**Exercise prompt**
Copy every line with the string "thesaurum" in it.

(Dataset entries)
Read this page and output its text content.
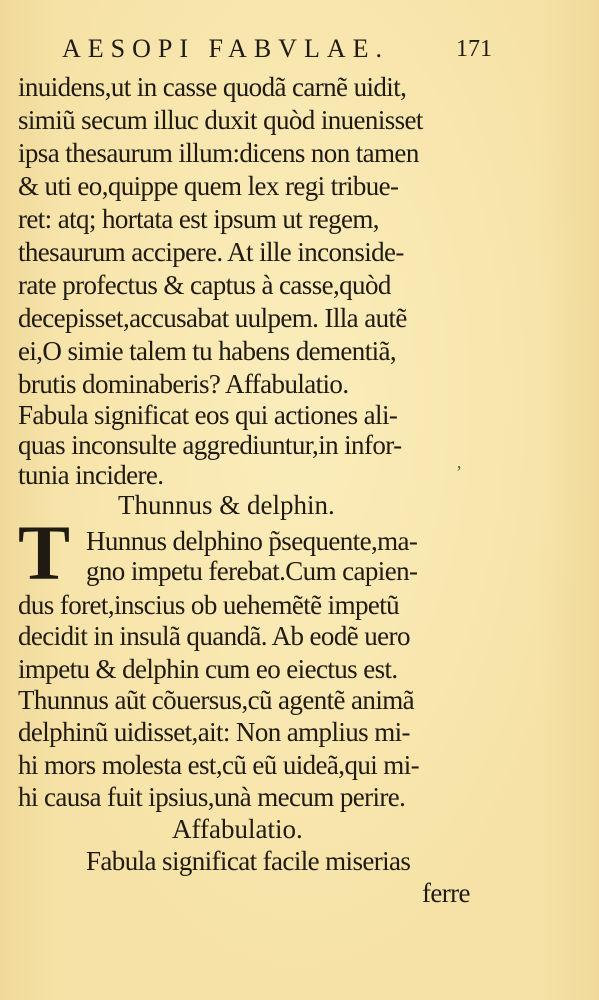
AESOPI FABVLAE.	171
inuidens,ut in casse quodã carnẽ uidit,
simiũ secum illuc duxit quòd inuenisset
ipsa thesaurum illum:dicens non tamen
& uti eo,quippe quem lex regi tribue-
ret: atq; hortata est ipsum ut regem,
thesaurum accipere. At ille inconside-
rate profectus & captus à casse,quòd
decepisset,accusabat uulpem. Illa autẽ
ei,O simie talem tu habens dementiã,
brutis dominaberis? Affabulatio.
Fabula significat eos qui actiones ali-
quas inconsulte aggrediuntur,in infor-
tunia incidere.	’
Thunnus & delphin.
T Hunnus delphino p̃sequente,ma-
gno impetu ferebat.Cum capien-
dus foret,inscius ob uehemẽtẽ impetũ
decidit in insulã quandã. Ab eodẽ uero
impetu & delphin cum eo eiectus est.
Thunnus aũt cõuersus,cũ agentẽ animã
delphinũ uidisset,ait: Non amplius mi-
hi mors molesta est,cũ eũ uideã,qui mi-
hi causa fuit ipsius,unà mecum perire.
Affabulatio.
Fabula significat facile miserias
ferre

**Solved exercise**
ipsa thesaurum illum:dicens non tamen
thesaurum accipere. At ille inconside-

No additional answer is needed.